■ **Task directions**: Report each line of the data that has "nturn" somewhere in it.

Rows from a figure dataset:
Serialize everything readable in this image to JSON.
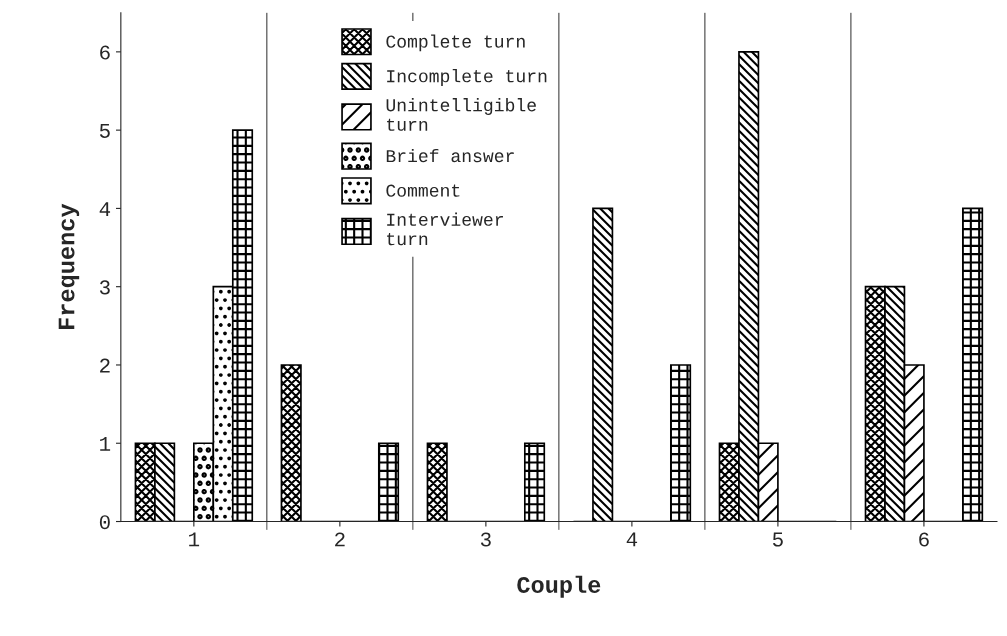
{
  "chart_data": {
    "type": "bar",
    "xlabel": "Couple",
    "ylabel": "Frequency",
    "categories": [
      "1",
      "2",
      "3",
      "4",
      "5",
      "6"
    ],
    "series": [
      {
        "name": "Complete turn",
        "color": "#000000",
        "values": [
          1,
          2,
          1,
          0,
          1,
          3
        ]
      },
      {
        "name": "Incomplete turn",
        "color": "#000000",
        "values": [
          1,
          0,
          0,
          4,
          6,
          3
        ]
      },
      {
        "name": "Unintelligible\nturn",
        "color": "#000000",
        "values": [
          0,
          0,
          0,
          0,
          1,
          2
        ]
      },
      {
        "name": "Brief answer",
        "color": "#000000",
        "values": [
          1,
          0,
          0,
          0,
          0,
          0
        ]
      },
      {
        "name": "Comment",
        "color": "#000000",
        "values": [
          3,
          0,
          0,
          0,
          0,
          0
        ]
      },
      {
        "name": "Interviewer\nturn",
        "color": "#000000",
        "values": [
          5,
          1,
          1,
          2,
          0,
          4
        ]
      }
    ],
    "ylim": [
      0,
      6.5
    ],
    "yticks": [
      0,
      1,
      2,
      3,
      4,
      5,
      6
    ],
    "grid": "x",
    "legend": "top"
  }
}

■ **Full response**:
        "name": "Unintelligible\nturn",
        "name": "Interviewer\nturn",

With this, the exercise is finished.